» **SHORT EXERCISE**:
Your task is to restate the data word for word.
--- ENTRIES SUPPLIED ---
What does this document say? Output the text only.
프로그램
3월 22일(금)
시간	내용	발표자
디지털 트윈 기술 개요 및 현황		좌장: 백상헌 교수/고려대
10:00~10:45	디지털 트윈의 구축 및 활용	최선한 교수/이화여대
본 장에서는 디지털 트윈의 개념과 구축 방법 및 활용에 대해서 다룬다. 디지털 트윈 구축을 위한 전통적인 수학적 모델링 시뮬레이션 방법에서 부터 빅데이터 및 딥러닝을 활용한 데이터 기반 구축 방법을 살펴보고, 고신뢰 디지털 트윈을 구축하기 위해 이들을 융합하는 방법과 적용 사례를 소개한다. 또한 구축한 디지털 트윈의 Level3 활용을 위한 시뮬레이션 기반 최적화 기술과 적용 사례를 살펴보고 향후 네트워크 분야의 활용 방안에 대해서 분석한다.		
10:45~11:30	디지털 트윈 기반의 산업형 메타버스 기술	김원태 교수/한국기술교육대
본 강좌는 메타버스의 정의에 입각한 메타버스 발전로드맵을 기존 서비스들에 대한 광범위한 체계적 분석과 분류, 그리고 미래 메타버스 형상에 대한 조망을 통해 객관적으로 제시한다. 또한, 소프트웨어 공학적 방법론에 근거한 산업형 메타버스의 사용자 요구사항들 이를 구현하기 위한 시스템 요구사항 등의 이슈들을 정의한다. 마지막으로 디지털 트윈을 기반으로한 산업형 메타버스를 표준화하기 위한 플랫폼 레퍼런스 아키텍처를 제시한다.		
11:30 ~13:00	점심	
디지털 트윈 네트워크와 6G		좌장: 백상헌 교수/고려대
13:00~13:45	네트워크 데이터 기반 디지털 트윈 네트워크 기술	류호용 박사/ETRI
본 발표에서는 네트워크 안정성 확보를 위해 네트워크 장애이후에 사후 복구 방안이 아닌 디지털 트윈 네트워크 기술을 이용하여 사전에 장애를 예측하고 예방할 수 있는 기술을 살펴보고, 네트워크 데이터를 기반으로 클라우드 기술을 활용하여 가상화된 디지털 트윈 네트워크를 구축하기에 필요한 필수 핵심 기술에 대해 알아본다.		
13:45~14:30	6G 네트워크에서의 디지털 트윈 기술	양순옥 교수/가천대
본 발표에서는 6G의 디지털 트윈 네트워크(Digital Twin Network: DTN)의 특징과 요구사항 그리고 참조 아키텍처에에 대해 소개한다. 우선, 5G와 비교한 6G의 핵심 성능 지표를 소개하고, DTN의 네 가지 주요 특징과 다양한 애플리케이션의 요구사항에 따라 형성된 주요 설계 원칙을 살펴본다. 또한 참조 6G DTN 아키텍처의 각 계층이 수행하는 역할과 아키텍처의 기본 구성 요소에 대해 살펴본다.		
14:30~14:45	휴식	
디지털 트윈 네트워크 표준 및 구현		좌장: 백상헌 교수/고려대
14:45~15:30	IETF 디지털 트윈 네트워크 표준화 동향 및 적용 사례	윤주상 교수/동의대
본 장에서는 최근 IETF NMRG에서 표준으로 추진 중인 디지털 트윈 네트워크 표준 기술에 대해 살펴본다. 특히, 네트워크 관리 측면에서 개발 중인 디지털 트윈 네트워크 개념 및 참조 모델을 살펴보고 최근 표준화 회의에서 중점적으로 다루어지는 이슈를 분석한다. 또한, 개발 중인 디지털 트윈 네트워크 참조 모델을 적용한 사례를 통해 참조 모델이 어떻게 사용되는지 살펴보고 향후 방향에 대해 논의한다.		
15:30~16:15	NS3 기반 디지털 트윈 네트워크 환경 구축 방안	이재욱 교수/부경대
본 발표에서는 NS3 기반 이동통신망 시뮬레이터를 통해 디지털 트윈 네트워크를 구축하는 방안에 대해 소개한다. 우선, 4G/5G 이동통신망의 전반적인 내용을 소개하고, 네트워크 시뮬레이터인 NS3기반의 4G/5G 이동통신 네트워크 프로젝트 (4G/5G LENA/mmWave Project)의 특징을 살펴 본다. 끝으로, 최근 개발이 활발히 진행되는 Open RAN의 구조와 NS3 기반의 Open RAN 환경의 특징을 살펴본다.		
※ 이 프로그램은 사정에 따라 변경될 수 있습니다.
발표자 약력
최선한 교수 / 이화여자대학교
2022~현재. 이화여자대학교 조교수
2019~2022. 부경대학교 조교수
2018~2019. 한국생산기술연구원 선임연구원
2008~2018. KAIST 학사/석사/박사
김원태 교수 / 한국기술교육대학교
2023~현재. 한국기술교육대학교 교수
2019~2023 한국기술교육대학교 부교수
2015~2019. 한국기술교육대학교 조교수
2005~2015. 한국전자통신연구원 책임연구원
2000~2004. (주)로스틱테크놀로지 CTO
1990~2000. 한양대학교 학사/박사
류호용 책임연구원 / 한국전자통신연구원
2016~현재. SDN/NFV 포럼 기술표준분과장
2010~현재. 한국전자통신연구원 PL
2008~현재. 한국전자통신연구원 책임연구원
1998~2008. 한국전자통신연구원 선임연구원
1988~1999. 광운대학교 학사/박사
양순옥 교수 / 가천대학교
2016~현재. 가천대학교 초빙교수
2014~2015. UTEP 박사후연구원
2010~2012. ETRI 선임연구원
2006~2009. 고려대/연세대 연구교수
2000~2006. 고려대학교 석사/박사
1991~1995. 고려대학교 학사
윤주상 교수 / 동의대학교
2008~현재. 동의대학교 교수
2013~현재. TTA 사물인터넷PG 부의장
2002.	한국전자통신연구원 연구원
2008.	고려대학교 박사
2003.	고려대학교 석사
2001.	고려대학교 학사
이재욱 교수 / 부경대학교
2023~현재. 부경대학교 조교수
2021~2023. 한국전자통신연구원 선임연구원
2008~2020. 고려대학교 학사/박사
---
» **EXERCISE RESULT**:
What does this document say? Output the text only.
프로그램
3월 22일(금)
시간	내용	발표자
디지털 트윈 기술 개요 및 현황		좌장: 백상헌 교수/고려대
10:00~10:45	디지털 트윈의 구축 및 활용	최선한 교수/이화여대
본 장에서는 디지털 트윈의 개념과 구축 방법 및 활용에 대해서 다룬다. 디지털 트윈 구축을 위한 전통적인 수학적 모델링 시뮬레이션 방법에서 부터 빅데이터 및 딥러닝을 활용한 데이터 기반 구축 방법을 살펴보고, 고신뢰 디지털 트윈을 구축하기 위해 이들을 융합하는 방법과 적용 사례를 소개한다. 또한 구축한 디지털 트윈의 Level3 활용을 위한 시뮬레이션 기반 최적화 기술과 적용 사례를 살펴보고 향후 네트워크 분야의 활용 방안에 대해서 분석한다.		
10:45~11:30	디지털 트윈 기반의 산업형 메타버스 기술	김원태 교수/한국기술교육대
본 강좌는 메타버스의 정의에 입각한 메타버스 발전로드맵을 기존 서비스들에 대한 광범위한 체계적 분석과 분류, 그리고 미래 메타버스 형상에 대한 조망을 통해 객관적으로 제시한다. 또한, 소프트웨어 공학적 방법론에 근거한 산업형 메타버스의 사용자 요구사항들 이를 구현하기 위한 시스템 요구사항 등의 이슈들을 정의한다. 마지막으로 디지털 트윈을 기반으로한 산업형 메타버스를 표준화하기 위한 플랫폼 레퍼런스 아키텍처를 제시한다.		
11:30 ~13:00	점심	
디지털 트윈 네트워크와 6G		좌장: 백상헌 교수/고려대
13:00~13:45	네트워크 데이터 기반 디지털 트윈 네트워크 기술	류호용 박사/ETRI
본 발표에서는 네트워크 안정성 확보를 위해 네트워크 장애이후에 사후 복구 방안이 아닌 디지털 트윈 네트워크 기술을 이용하여 사전에 장애를 예측하고 예방할 수 있는 기술을 살펴보고, 네트워크 데이터를 기반으로 클라우드 기술을 활용하여 가상화된 디지털 트윈 네트워크를 구축하기에 필요한 필수 핵심 기술에 대해 알아본다.		
13:45~14:30	6G 네트워크에서의 디지털 트윈 기술	양순옥 교수/가천대
본 발표에서는 6G의 디지털 트윈 네트워크(Digital Twin Network: DTN)의 특징과 요구사항 그리고 참조 아키텍처에에 대해 소개한다. 우선, 5G와 비교한 6G의 핵심 성능 지표를 소개하고, DTN의 네 가지 주요 특징과 다양한 애플리케이션의 요구사항에 따라 형성된 주요 설계 원칙을 살펴본다. 또한 참조 6G DTN 아키텍처의 각 계층이 수행하는 역할과 아키텍처의 기본 구성 요소에 대해 살펴본다.		
14:30~14:45	휴식	
디지털 트윈 네트워크 표준 및 구현		좌장: 백상헌 교수/고려대
14:45~15:30	IETF 디지털 트윈 네트워크 표준화 동향 및 적용 사례	윤주상 교수/동의대
본 장에서는 최근 IETF NMRG에서 표준으로 추진 중인 디지털 트윈 네트워크 표준 기술에 대해 살펴본다. 특히, 네트워크 관리 측면에서 개발 중인 디지털 트윈 네트워크 개념 및 참조 모델을 살펴보고 최근 표준화 회의에서 중점적으로 다루어지는 이슈를 분석한다. 또한, 개발 중인 디지털 트윈 네트워크 참조 모델을 적용한 사례를 통해 참조 모델이 어떻게 사용되는지 살펴보고 향후 방향에 대해 논의한다.		
15:30~16:15	NS3 기반 디지털 트윈 네트워크 환경 구축 방안	이재욱 교수/부경대
본 발표에서는 NS3 기반 이동통신망 시뮬레이터를 통해 디지털 트윈 네트워크를 구축하는 방안에 대해 소개한다. 우선, 4G/5G 이동통신망의 전반적인 내용을 소개하고, 네트워크 시뮬레이터인 NS3기반의 4G/5G 이동통신 네트워크 프로젝트 (4G/5G LENA/mmWave Project)의 특징을 살펴 본다. 끝으로, 최근 개발이 활발히 진행되는 Open RAN의 구조와 NS3 기반의 Open RAN 환경의 특징을 살펴본다.		
※ 이 프로그램은 사정에 따라 변경될 수 있습니다.
발표자 약력
최선한 교수 / 이화여자대학교
2022~현재. 이화여자대학교 조교수
2019~2022. 부경대학교 조교수
2018~2019. 한국생산기술연구원 선임연구원
2008~2018. KAIST 학사/석사/박사
김원태 교수 / 한국기술교육대학교
2023~현재. 한국기술교육대학교 교수
2019~2023 한국기술교육대학교 부교수
2015~2019. 한국기술교육대학교 조교수
2005~2015. 한국전자통신연구원 책임연구원
2000~2004. (주)로스틱테크놀로지 CTO
1990~2000. 한양대학교 학사/박사
류호용 책임연구원 / 한국전자통신연구원
2016~현재. SDN/NFV 포럼 기술표준분과장
2010~현재. 한국전자통신연구원 PL
2008~현재. 한국전자통신연구원 책임연구원
1998~2008. 한국전자통신연구원 선임연구원
1988~1999. 광운대학교 학사/박사
양순옥 교수 / 가천대학교
2016~현재. 가천대학교 초빙교수
2014~2015. UTEP 박사후연구원
2010~2012. ETRI 선임연구원
2006~2009. 고려대/연세대 연구교수
2000~2006. 고려대학교 석사/박사
1991~1995. 고려대학교 학사
윤주상 교수 / 동의대학교
2008~현재. 동의대학교 교수
2013~현재. TTA 사물인터넷PG 부의장
2002.	한국전자통신연구원 연구원
2008.	고려대학교 박사
2003.	고려대학교 석사
2001.	고려대학교 학사
이재욱 교수 / 부경대학교
2023~현재. 부경대학교 조교수
2021~2023. 한국전자통신연구원 선임연구원
2008~2020. 고려대학교 학사/박사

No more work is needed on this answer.